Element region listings
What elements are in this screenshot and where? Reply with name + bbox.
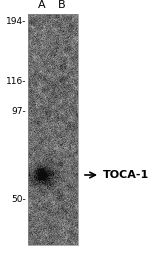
Text: A: A [38, 0, 46, 10]
Text: 116-: 116- [5, 77, 26, 87]
Text: TOCA-1: TOCA-1 [103, 170, 149, 180]
Text: 194-: 194- [6, 17, 26, 27]
Bar [28, 14, 78, 245]
Text: 50-: 50- [11, 196, 26, 205]
Text: B: B [58, 0, 66, 10]
Text: 97-: 97- [11, 107, 26, 116]
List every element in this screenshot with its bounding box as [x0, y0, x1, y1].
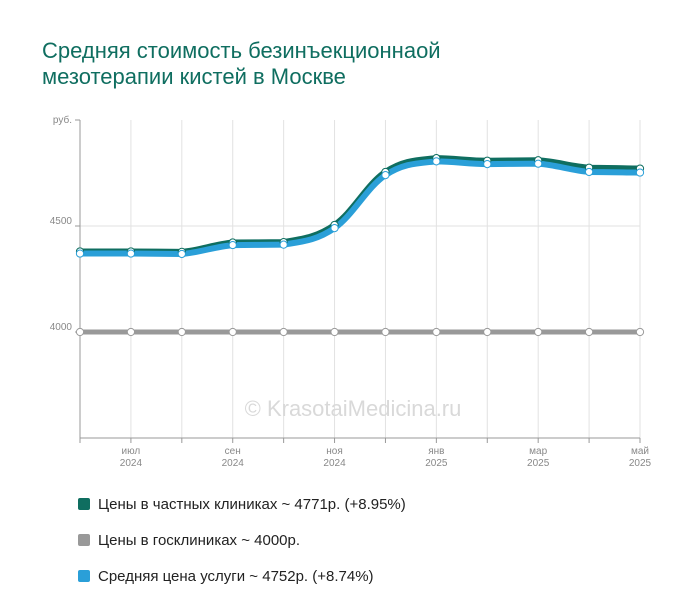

*What you will do*: Could you set down every line of the listing above word for word, leaving out the pictures?

*Exercise output*:
What elements are in this screenshot and where? Reply with name + bbox.
Text: A: A [38, 0, 46, 10]
Text: 116-: 116- [5, 77, 26, 87]
Text: TOCA-1: TOCA-1 [103, 170, 149, 180]
Text: 194-: 194- [6, 17, 26, 27]
Bar [28, 14, 78, 245]
Text: 50-: 50- [11, 196, 26, 205]
Text: B: B [58, 0, 66, 10]
Text: 97-: 97- [11, 107, 26, 116]
List every element in this screenshot with its bounding box as [x0, y0, x1, y1].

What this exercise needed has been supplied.